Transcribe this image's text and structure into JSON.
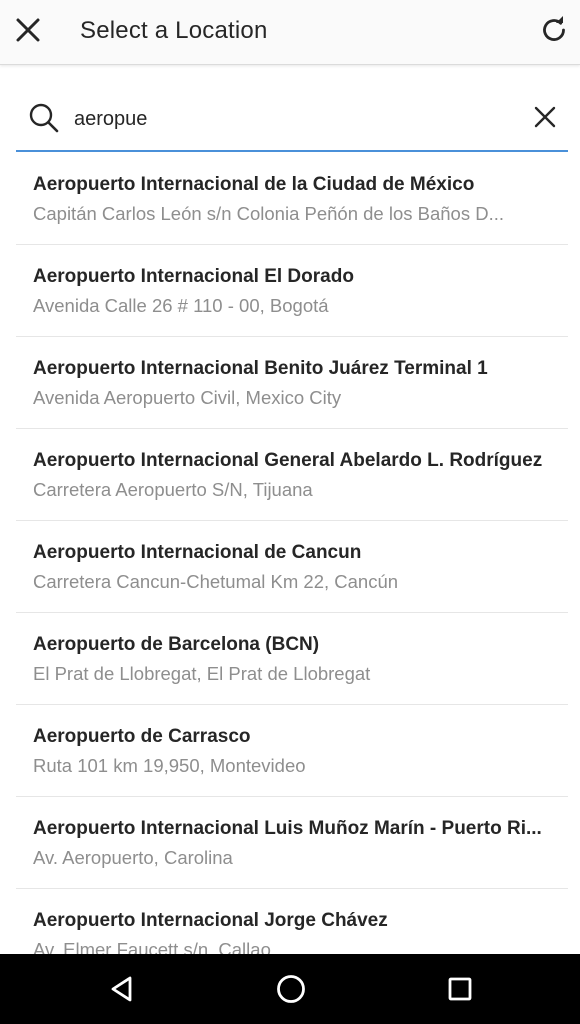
{
  "header": {
    "title": "Select a Location",
    "close_icon": "close-icon",
    "refresh_icon": "refresh-icon"
  },
  "search": {
    "value": "aeropue",
    "search_icon": "search-icon",
    "clear_icon": "clear-icon"
  },
  "results": [
    {
      "name": "Aeropuerto Internacional de la Ciudad de México",
      "address": "Capitán Carlos León s/n Colonia Peñón de los Baños D..."
    },
    {
      "name": "Aeropuerto Internacional El Dorado",
      "address": "Avenida Calle 26 # 110 - 00, Bogotá"
    },
    {
      "name": "Aeropuerto Internacional Benito Juárez Terminal 1",
      "address": "Avenida Aeropuerto Civil, Mexico City"
    },
    {
      "name": "Aeropuerto Internacional General Abelardo L. Rodríguez",
      "address": "Carretera Aeropuerto S/N, Tijuana"
    },
    {
      "name": "Aeropuerto Internacional de Cancun",
      "address": "Carretera Cancun-Chetumal Km 22, Cancún"
    },
    {
      "name": "Aeropuerto de Barcelona (BCN)",
      "address": "El Prat de Llobregat, El Prat de Llobregat"
    },
    {
      "name": "Aeropuerto de Carrasco",
      "address": "Ruta 101 km 19,950, Montevideo"
    },
    {
      "name": "Aeropuerto Internacional Luis Muñoz Marín - Puerto Ri...",
      "address": "Av. Aeropuerto, Carolina"
    },
    {
      "name": "Aeropuerto Internacional Jorge Chávez",
      "address": "Av. Elmer Faucett s/n, Callao"
    }
  ],
  "nav": {
    "back_icon": "back-triangle-icon",
    "home_icon": "home-circle-icon",
    "recents_icon": "recents-square-icon"
  },
  "colors": {
    "accent": "#4a90d9",
    "text_primary": "#262626",
    "text_secondary": "#8e8e8e",
    "divider": "#e6e6e6",
    "nav_bar": "#000000"
  }
}
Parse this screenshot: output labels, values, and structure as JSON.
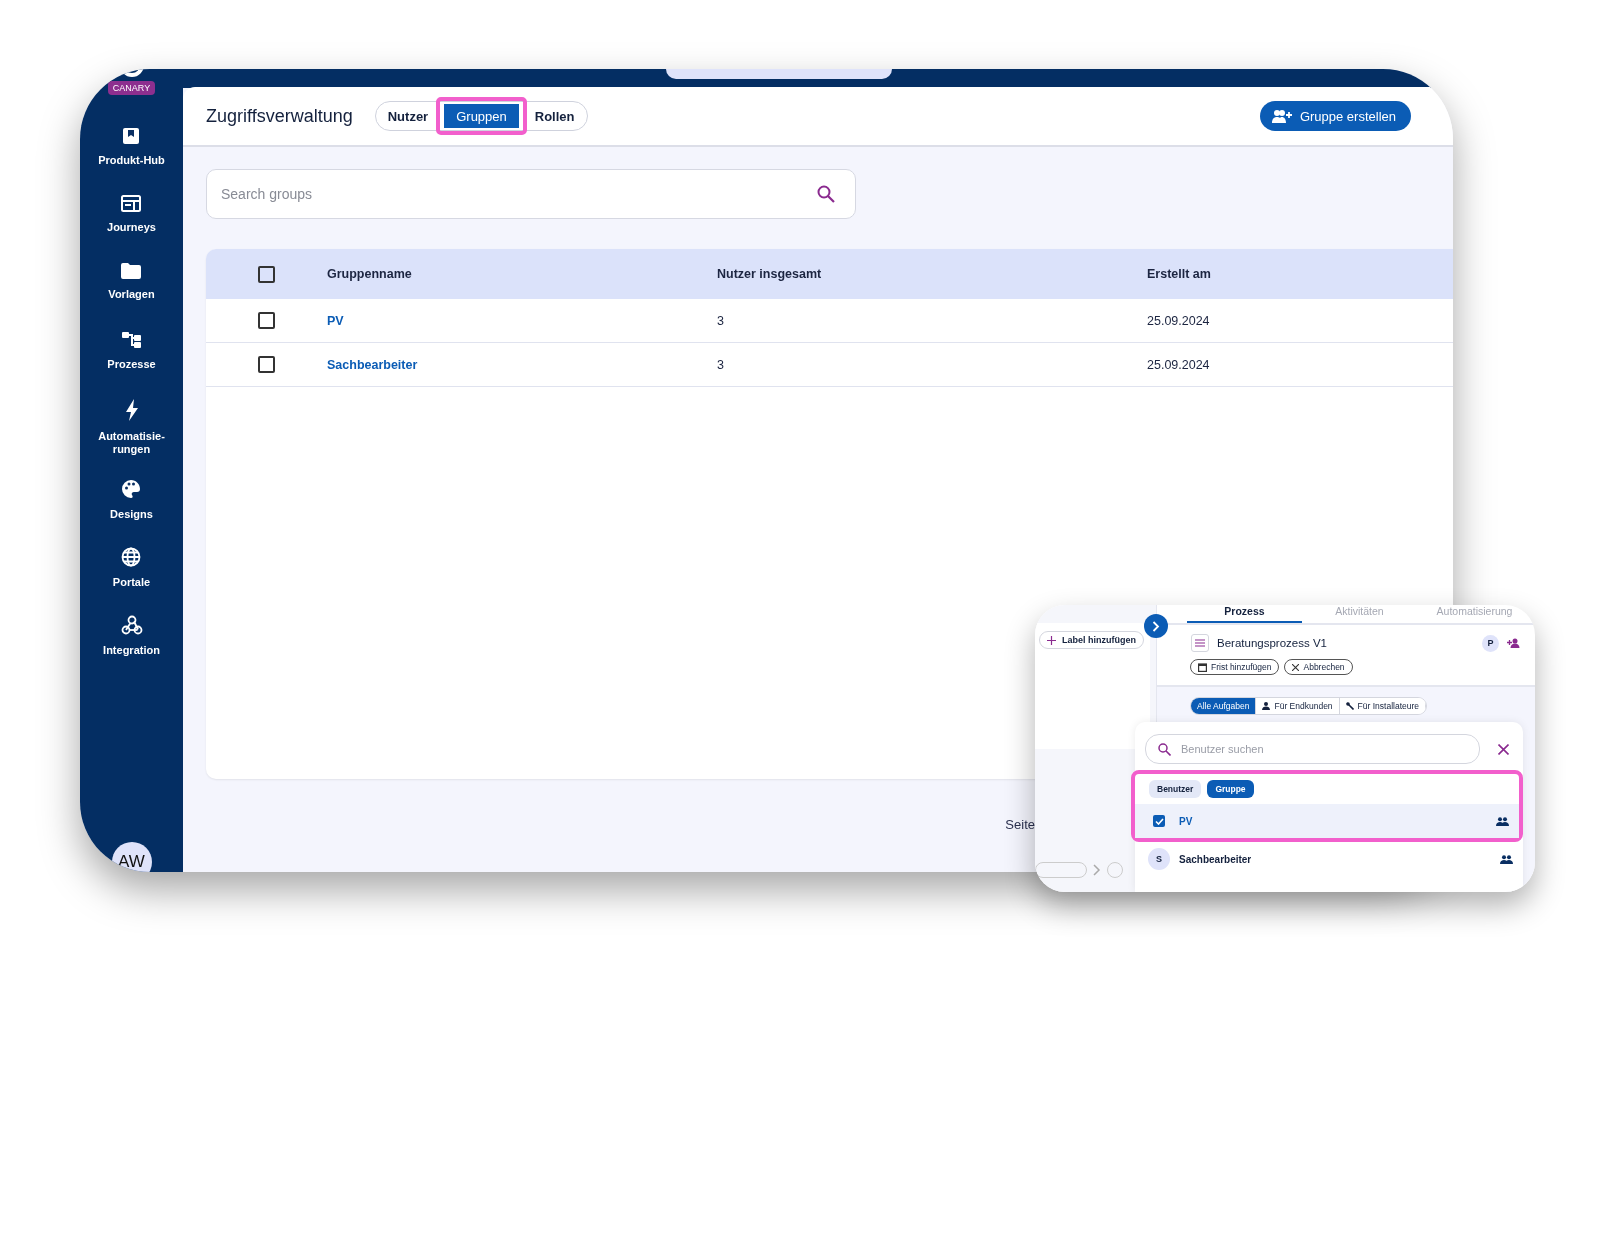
{
  "sidebar": {
    "badge": "CANARY",
    "items": [
      {
        "label": "Produkt-Hub"
      },
      {
        "label": "Journeys"
      },
      {
        "label": "Vorlagen"
      },
      {
        "label": "Prozesse"
      },
      {
        "label": "Automatisie-\nrungen"
      },
      {
        "label": "Designs"
      },
      {
        "label": "Portale"
      },
      {
        "label": "Integration"
      }
    ],
    "avatar": "AW"
  },
  "header": {
    "title": "Zugriffsverwaltung",
    "tabs": [
      {
        "label": "Nutzer",
        "selected": false,
        "highlighted": false
      },
      {
        "label": "Gruppen",
        "selected": true,
        "highlighted": true
      },
      {
        "label": "Rollen",
        "selected": false,
        "highlighted": false
      }
    ],
    "create_button": "Gruppe erstellen"
  },
  "search": {
    "placeholder": "Search groups"
  },
  "table": {
    "header_checked": false,
    "columns": [
      "Gruppenname",
      "Nutzer insgesamt",
      "Erstellt am"
    ],
    "rows": [
      {
        "checked": false,
        "cells": [
          "PV",
          "3",
          "25.09.2024"
        ]
      },
      {
        "checked": false,
        "cells": [
          "Sachbearbeiter",
          "3",
          "25.09.2024"
        ]
      }
    ]
  },
  "pagination": {
    "label": "Seite"
  },
  "inset": {
    "tabs": [
      {
        "label": "Prozess",
        "selected": true
      },
      {
        "label": "Aktivitäten",
        "selected": false
      },
      {
        "label": "Automatisierung",
        "selected": false
      }
    ],
    "label_button": "Label hinzufügen",
    "process_title": "Beratungsprozess V1",
    "assignee_initial": "P",
    "actions": [
      "Frist hinzufügen",
      "Abbrechen"
    ],
    "filters": [
      {
        "label": "Alle Aufgaben",
        "selected": true
      },
      {
        "label": "Für Endkunden",
        "selected": false
      },
      {
        "label": "Für Installateure",
        "selected": false
      }
    ],
    "picker": {
      "placeholder": "Benutzer suchen",
      "highlighted": true,
      "types": [
        {
          "label": "Benutzer",
          "selected": false
        },
        {
          "label": "Gruppe",
          "selected": true
        }
      ],
      "options": [
        {
          "name": "PV",
          "checked": true
        },
        {
          "name": "Sachbearbeiter",
          "checked": false,
          "initial": "S"
        }
      ]
    }
  }
}
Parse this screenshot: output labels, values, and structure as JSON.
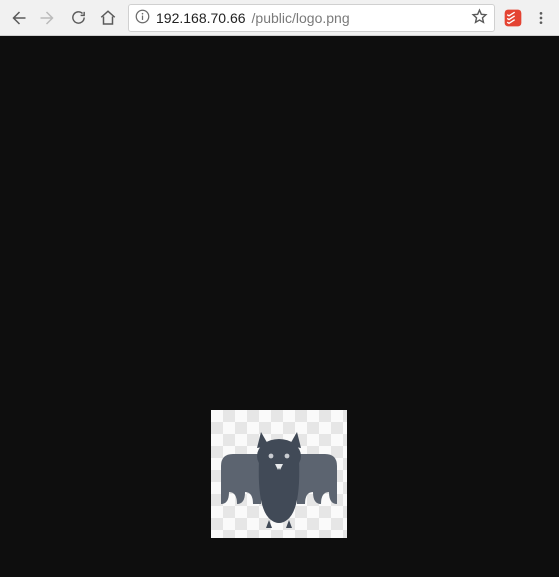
{
  "toolbar": {
    "back_tip": "Back",
    "forward_tip": "Forward",
    "reload_tip": "Reload",
    "home_tip": "Home",
    "info_tip": "View site information",
    "star_tip": "Bookmark this page",
    "menu_tip": "Menu"
  },
  "url": {
    "host": "192.168.70.66",
    "path": "/public/logo.png"
  },
  "image": {
    "name": "logo.png",
    "semantic": "bat-icon"
  },
  "colors": {
    "viewport_bg": "#0e0e0e",
    "toolbar_bg": "#f1f1f1",
    "bat_body": "#414a57",
    "bat_wing": "#5c6470",
    "todoist_red": "#e44332"
  }
}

Short problem: All of the material above needs to be restated exactly, with no pictures.

Finished answer:
Transcribe this image's text and structure into JSON.
{
  "header": {
    "title": "Select a Location",
    "close_icon": "close-icon",
    "refresh_icon": "refresh-icon"
  },
  "search": {
    "value": "aeropue",
    "search_icon": "search-icon",
    "clear_icon": "clear-icon"
  },
  "results": [
    {
      "name": "Aeropuerto Internacional de la Ciudad de México",
      "address": "Capitán Carlos León s/n Colonia Peñón de los Baños D..."
    },
    {
      "name": "Aeropuerto Internacional El Dorado",
      "address": "Avenida Calle 26 # 110 - 00, Bogotá"
    },
    {
      "name": "Aeropuerto Internacional Benito Juárez Terminal 1",
      "address": "Avenida Aeropuerto Civil, Mexico City"
    },
    {
      "name": "Aeropuerto Internacional General Abelardo L. Rodríguez",
      "address": "Carretera Aeropuerto S/N, Tijuana"
    },
    {
      "name": "Aeropuerto Internacional de Cancun",
      "address": "Carretera Cancun-Chetumal Km 22, Cancún"
    },
    {
      "name": "Aeropuerto de Barcelona (BCN)",
      "address": "El Prat de Llobregat, El Prat de Llobregat"
    },
    {
      "name": "Aeropuerto de Carrasco",
      "address": "Ruta 101 km 19,950, Montevideo"
    },
    {
      "name": "Aeropuerto Internacional Luis Muñoz Marín - Puerto Ri...",
      "address": "Av. Aeropuerto, Carolina"
    },
    {
      "name": "Aeropuerto Internacional Jorge Chávez",
      "address": "Av. Elmer Faucett s/n, Callao"
    }
  ],
  "nav": {
    "back_icon": "back-triangle-icon",
    "home_icon": "home-circle-icon",
    "recents_icon": "recents-square-icon"
  },
  "colors": {
    "accent": "#4a90d9",
    "text_primary": "#262626",
    "text_secondary": "#8e8e8e",
    "divider": "#e6e6e6",
    "nav_bar": "#000000"
  }
}
Parse this screenshot: output labels, values, and structure as JSON.
{
  "sidebar": {
    "badge": "CANARY",
    "items": [
      {
        "label": "Produkt-Hub"
      },
      {
        "label": "Journeys"
      },
      {
        "label": "Vorlagen"
      },
      {
        "label": "Prozesse"
      },
      {
        "label": "Automatisie-\nrungen"
      },
      {
        "label": "Designs"
      },
      {
        "label": "Portale"
      },
      {
        "label": "Integration"
      }
    ],
    "avatar": "AW"
  },
  "header": {
    "title": "Zugriffsverwaltung",
    "tabs": [
      {
        "label": "Nutzer",
        "selected": false,
        "highlighted": false
      },
      {
        "label": "Gruppen",
        "selected": true,
        "highlighted": true
      },
      {
        "label": "Rollen",
        "selected": false,
        "highlighted": false
      }
    ],
    "create_button": "Gruppe erstellen"
  },
  "search": {
    "placeholder": "Search groups"
  },
  "table": {
    "header_checked": false,
    "columns": [
      "Gruppenname",
      "Nutzer insgesamt",
      "Erstellt am"
    ],
    "rows": [
      {
        "checked": false,
        "cells": [
          "PV",
          "3",
          "25.09.2024"
        ]
      },
      {
        "checked": false,
        "cells": [
          "Sachbearbeiter",
          "3",
          "25.09.2024"
        ]
      }
    ]
  },
  "pagination": {
    "label": "Seite"
  },
  "inset": {
    "tabs": [
      {
        "label": "Prozess",
        "selected": true
      },
      {
        "label": "Aktivitäten",
        "selected": false
      },
      {
        "label": "Automatisierung",
        "selected": false
      }
    ],
    "label_button": "Label hinzufügen",
    "process_title": "Beratungsprozess V1",
    "assignee_initial": "P",
    "actions": [
      "Frist hinzufügen",
      "Abbrechen"
    ],
    "filters": [
      {
        "label": "Alle Aufgaben",
        "selected": true
      },
      {
        "label": "Für Endkunden",
        "selected": false
      },
      {
        "label": "Für Installateure",
        "selected": false
      }
    ],
    "picker": {
      "placeholder": "Benutzer suchen",
      "highlighted": true,
      "types": [
        {
          "label": "Benutzer",
          "selected": false
        },
        {
          "label": "Gruppe",
          "selected": true
        }
      ],
      "options": [
        {
          "name": "PV",
          "checked": true
        },
        {
          "name": "Sachbearbeiter",
          "checked": false,
          "initial": "S"
        }
      ]
    }
  }
}
Parse this screenshot: output labels, values, and structure as JSON.
{
  "toolbar": {
    "back_tip": "Back",
    "forward_tip": "Forward",
    "reload_tip": "Reload",
    "home_tip": "Home",
    "info_tip": "View site information",
    "star_tip": "Bookmark this page",
    "menu_tip": "Menu"
  },
  "url": {
    "host": "192.168.70.66",
    "path": "/public/logo.png"
  },
  "image": {
    "name": "logo.png",
    "semantic": "bat-icon"
  },
  "colors": {
    "viewport_bg": "#0e0e0e",
    "toolbar_bg": "#f1f1f1",
    "bat_body": "#414a57",
    "bat_wing": "#5c6470",
    "todoist_red": "#e44332"
  }
}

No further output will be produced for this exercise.